#### MATERIAL ####
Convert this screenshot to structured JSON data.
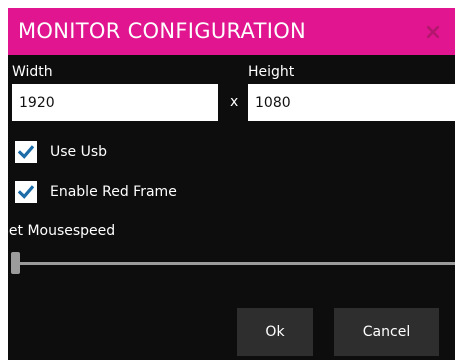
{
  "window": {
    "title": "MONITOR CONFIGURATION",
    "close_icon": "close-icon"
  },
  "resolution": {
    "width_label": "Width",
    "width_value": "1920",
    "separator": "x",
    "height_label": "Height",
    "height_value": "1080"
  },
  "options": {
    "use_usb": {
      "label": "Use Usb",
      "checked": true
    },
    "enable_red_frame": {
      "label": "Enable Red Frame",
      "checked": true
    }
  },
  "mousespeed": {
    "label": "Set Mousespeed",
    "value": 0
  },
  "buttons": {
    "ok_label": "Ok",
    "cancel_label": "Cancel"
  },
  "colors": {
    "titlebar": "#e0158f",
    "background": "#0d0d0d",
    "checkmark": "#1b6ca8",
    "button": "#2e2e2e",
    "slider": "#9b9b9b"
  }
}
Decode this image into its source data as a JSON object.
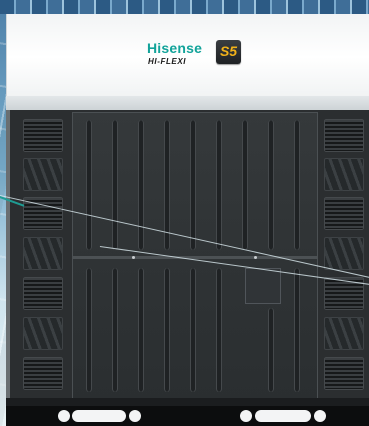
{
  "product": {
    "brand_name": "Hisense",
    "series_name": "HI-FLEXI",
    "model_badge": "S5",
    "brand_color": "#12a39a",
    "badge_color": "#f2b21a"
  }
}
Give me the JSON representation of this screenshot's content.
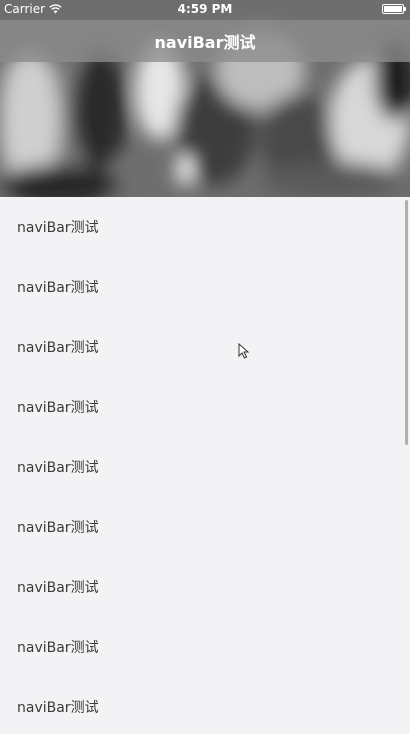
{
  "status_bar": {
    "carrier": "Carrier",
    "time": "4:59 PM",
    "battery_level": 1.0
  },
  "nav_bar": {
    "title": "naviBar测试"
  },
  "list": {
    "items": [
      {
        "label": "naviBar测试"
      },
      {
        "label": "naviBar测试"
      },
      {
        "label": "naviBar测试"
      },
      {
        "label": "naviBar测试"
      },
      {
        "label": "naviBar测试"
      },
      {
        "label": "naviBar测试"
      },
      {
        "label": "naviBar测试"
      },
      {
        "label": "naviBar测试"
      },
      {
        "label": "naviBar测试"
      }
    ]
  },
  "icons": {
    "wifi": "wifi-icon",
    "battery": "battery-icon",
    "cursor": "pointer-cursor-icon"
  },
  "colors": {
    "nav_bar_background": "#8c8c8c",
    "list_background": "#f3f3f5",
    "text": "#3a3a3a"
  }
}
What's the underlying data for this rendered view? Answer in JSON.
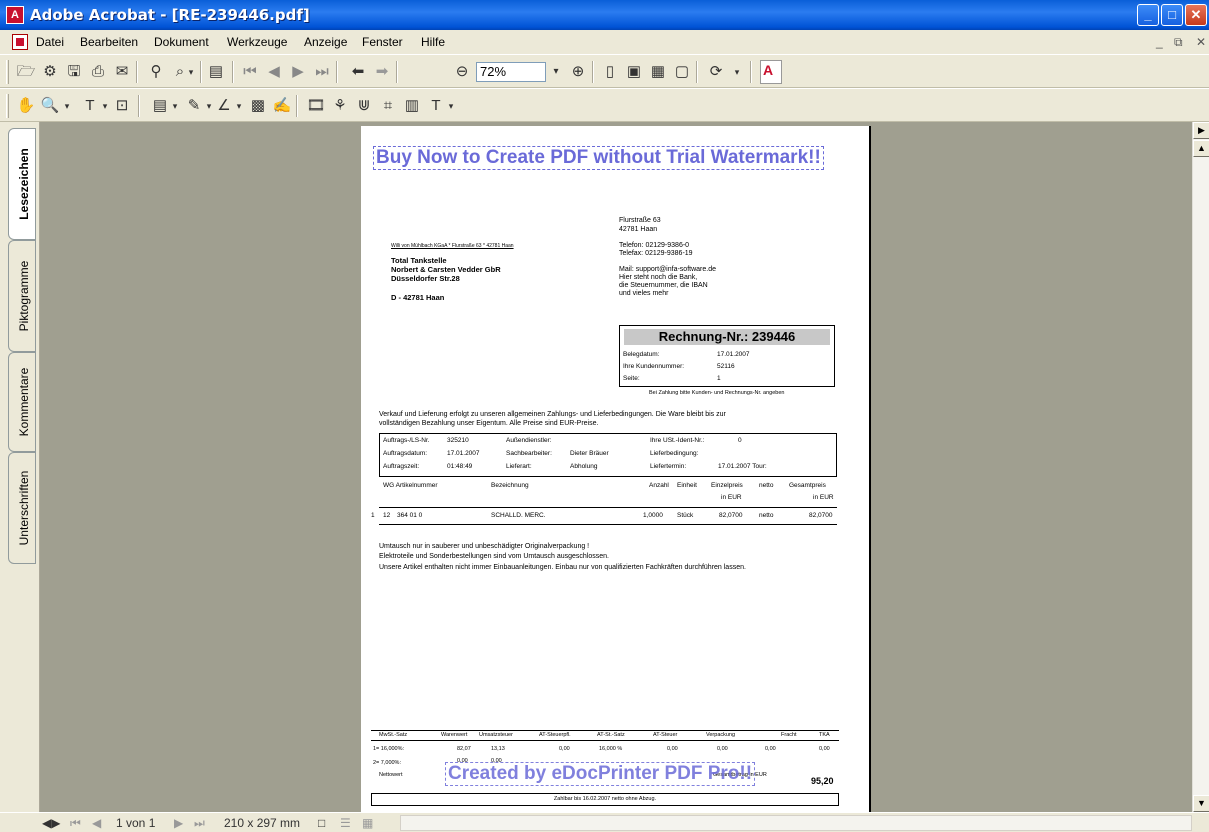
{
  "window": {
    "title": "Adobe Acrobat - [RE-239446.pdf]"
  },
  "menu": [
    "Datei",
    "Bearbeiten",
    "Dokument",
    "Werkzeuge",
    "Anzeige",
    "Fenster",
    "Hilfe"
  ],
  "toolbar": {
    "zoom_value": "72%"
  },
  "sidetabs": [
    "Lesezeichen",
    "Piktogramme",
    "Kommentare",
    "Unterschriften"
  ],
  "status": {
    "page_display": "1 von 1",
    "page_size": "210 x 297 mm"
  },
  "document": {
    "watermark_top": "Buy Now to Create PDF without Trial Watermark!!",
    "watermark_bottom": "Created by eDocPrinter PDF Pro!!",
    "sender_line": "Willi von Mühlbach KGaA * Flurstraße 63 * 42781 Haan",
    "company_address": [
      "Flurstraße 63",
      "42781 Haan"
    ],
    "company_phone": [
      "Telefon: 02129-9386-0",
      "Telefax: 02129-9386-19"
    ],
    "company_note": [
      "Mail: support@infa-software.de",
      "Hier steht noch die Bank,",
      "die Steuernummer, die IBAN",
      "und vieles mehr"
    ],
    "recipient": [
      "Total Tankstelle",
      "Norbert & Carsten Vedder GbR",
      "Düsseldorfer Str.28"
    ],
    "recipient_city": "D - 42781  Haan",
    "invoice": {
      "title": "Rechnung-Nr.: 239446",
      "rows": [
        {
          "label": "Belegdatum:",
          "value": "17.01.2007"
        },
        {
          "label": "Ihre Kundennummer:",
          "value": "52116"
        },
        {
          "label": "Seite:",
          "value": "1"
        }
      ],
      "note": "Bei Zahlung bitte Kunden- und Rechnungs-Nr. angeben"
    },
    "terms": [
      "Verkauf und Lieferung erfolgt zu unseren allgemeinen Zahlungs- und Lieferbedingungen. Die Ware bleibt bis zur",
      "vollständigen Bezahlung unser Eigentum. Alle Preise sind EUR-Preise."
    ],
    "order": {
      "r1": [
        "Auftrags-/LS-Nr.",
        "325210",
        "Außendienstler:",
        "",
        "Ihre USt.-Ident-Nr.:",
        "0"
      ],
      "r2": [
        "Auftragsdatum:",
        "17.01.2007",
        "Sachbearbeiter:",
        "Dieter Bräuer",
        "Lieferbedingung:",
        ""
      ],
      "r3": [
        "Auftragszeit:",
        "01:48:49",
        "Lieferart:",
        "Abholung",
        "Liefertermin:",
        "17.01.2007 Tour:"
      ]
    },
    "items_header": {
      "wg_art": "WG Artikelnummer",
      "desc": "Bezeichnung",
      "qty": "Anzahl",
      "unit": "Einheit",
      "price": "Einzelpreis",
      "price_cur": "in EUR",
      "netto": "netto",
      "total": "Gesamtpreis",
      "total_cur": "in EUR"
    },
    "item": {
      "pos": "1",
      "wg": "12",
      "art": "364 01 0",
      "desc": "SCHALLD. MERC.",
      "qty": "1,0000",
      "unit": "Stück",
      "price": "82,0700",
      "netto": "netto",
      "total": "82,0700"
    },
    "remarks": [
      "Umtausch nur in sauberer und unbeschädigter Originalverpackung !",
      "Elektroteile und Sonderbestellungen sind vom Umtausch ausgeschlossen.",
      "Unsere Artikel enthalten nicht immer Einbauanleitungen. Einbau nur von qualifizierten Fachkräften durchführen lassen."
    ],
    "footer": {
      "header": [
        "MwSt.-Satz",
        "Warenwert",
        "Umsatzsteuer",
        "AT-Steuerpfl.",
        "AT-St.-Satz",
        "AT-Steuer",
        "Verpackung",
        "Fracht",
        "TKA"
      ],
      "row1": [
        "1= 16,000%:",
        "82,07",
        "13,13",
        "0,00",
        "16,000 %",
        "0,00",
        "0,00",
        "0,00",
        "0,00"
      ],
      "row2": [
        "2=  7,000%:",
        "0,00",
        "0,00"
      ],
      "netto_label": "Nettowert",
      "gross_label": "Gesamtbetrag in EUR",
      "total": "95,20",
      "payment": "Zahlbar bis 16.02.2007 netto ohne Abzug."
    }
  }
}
####
DIRECTIVE: Return the full material word for word. Do not include the pictures.

THE RESPONSE:
Convert this screenshot to structured JSON data.
{
  "window": {
    "title": "MONITOR CONFIGURATION",
    "close_icon": "close-icon"
  },
  "resolution": {
    "width_label": "Width",
    "width_value": "1920",
    "separator": "x",
    "height_label": "Height",
    "height_value": "1080"
  },
  "options": {
    "use_usb": {
      "label": "Use Usb",
      "checked": true
    },
    "enable_red_frame": {
      "label": "Enable Red Frame",
      "checked": true
    }
  },
  "mousespeed": {
    "label": "Set Mousespeed",
    "value": 0
  },
  "buttons": {
    "ok_label": "Ok",
    "cancel_label": "Cancel"
  },
  "colors": {
    "titlebar": "#e0158f",
    "background": "#0d0d0d",
    "checkmark": "#1b6ca8",
    "button": "#2e2e2e",
    "slider": "#9b9b9b"
  }
}
Decode this image into its source data as a JSON object.
{
  "product": {
    "brand_name": "Hisense",
    "series_name": "HI-FLEXI",
    "model_badge": "S5",
    "brand_color": "#12a39a",
    "badge_color": "#f2b21a"
  }
}
Give me the JSON representation of this screenshot's content.
{
  "status_bar": {
    "carrier": "Carrier",
    "time": "4:59 PM",
    "battery_level": 1.0
  },
  "nav_bar": {
    "title": "naviBar测试"
  },
  "list": {
    "items": [
      {
        "label": "naviBar测试"
      },
      {
        "label": "naviBar测试"
      },
      {
        "label": "naviBar测试"
      },
      {
        "label": "naviBar测试"
      },
      {
        "label": "naviBar测试"
      },
      {
        "label": "naviBar测试"
      },
      {
        "label": "naviBar测试"
      },
      {
        "label": "naviBar测试"
      },
      {
        "label": "naviBar测试"
      }
    ]
  },
  "icons": {
    "wifi": "wifi-icon",
    "battery": "battery-icon",
    "cursor": "pointer-cursor-icon"
  },
  "colors": {
    "nav_bar_background": "#8c8c8c",
    "list_background": "#f3f3f5",
    "text": "#3a3a3a"
  }
}
What's the underlying data for this rendered view? Answer in JSON.
{
  "window": {
    "title": "Adobe Acrobat - [RE-239446.pdf]"
  },
  "menu": [
    "Datei",
    "Bearbeiten",
    "Dokument",
    "Werkzeuge",
    "Anzeige",
    "Fenster",
    "Hilfe"
  ],
  "toolbar": {
    "zoom_value": "72%"
  },
  "sidetabs": [
    "Lesezeichen",
    "Piktogramme",
    "Kommentare",
    "Unterschriften"
  ],
  "status": {
    "page_display": "1 von 1",
    "page_size": "210 x 297 mm"
  },
  "document": {
    "watermark_top": "Buy Now to Create PDF without Trial Watermark!!",
    "watermark_bottom": "Created by eDocPrinter PDF Pro!!",
    "sender_line": "Willi von Mühlbach KGaA * Flurstraße 63 * 42781 Haan",
    "company_address": [
      "Flurstraße 63",
      "42781 Haan"
    ],
    "company_phone": [
      "Telefon: 02129-9386-0",
      "Telefax: 02129-9386-19"
    ],
    "company_note": [
      "Mail: support@infa-software.de",
      "Hier steht noch die Bank,",
      "die Steuernummer, die IBAN",
      "und vieles mehr"
    ],
    "recipient": [
      "Total Tankstelle",
      "Norbert & Carsten Vedder GbR",
      "Düsseldorfer Str.28"
    ],
    "recipient_city": "D - 42781  Haan",
    "invoice": {
      "title": "Rechnung-Nr.: 239446",
      "rows": [
        {
          "label": "Belegdatum:",
          "value": "17.01.2007"
        },
        {
          "label": "Ihre Kundennummer:",
          "value": "52116"
        },
        {
          "label": "Seite:",
          "value": "1"
        }
      ],
      "note": "Bei Zahlung bitte Kunden- und Rechnungs-Nr. angeben"
    },
    "terms": [
      "Verkauf und Lieferung erfolgt zu unseren allgemeinen Zahlungs- und Lieferbedingungen. Die Ware bleibt bis zur",
      "vollständigen Bezahlung unser Eigentum. Alle Preise sind EUR-Preise."
    ],
    "order": {
      "r1": [
        "Auftrags-/LS-Nr.",
        "325210",
        "Außendienstler:",
        "",
        "Ihre USt.-Ident-Nr.:",
        "0"
      ],
      "r2": [
        "Auftragsdatum:",
        "17.01.2007",
        "Sachbearbeiter:",
        "Dieter Bräuer",
        "Lieferbedingung:",
        ""
      ],
      "r3": [
        "Auftragszeit:",
        "01:48:49",
        "Lieferart:",
        "Abholung",
        "Liefertermin:",
        "17.01.2007 Tour:"
      ]
    },
    "items_header": {
      "wg_art": "WG Artikelnummer",
      "desc": "Bezeichnung",
      "qty": "Anzahl",
      "unit": "Einheit",
      "price": "Einzelpreis",
      "price_cur": "in EUR",
      "netto": "netto",
      "total": "Gesamtpreis",
      "total_cur": "in EUR"
    },
    "item": {
      "pos": "1",
      "wg": "12",
      "art": "364 01 0",
      "desc": "SCHALLD. MERC.",
      "qty": "1,0000",
      "unit": "Stück",
      "price": "82,0700",
      "netto": "netto",
      "total": "82,0700"
    },
    "remarks": [
      "Umtausch nur in sauberer und unbeschädigter Originalverpackung !",
      "Elektroteile und Sonderbestellungen sind vom Umtausch ausgeschlossen.",
      "Unsere Artikel enthalten nicht immer Einbauanleitungen. Einbau nur von qualifizierten Fachkräften durchführen lassen."
    ],
    "footer": {
      "header": [
        "MwSt.-Satz",
        "Warenwert",
        "Umsatzsteuer",
        "AT-Steuerpfl.",
        "AT-St.-Satz",
        "AT-Steuer",
        "Verpackung",
        "Fracht",
        "TKA"
      ],
      "row1": [
        "1= 16,000%:",
        "82,07",
        "13,13",
        "0,00",
        "16,000 %",
        "0,00",
        "0,00",
        "0,00",
        "0,00"
      ],
      "row2": [
        "2=  7,000%:",
        "0,00",
        "0,00"
      ],
      "netto_label": "Nettowert",
      "gross_label": "Gesamtbetrag in EUR",
      "total": "95,20",
      "payment": "Zahlbar bis 16.02.2007 netto ohne Abzug."
    }
  }
}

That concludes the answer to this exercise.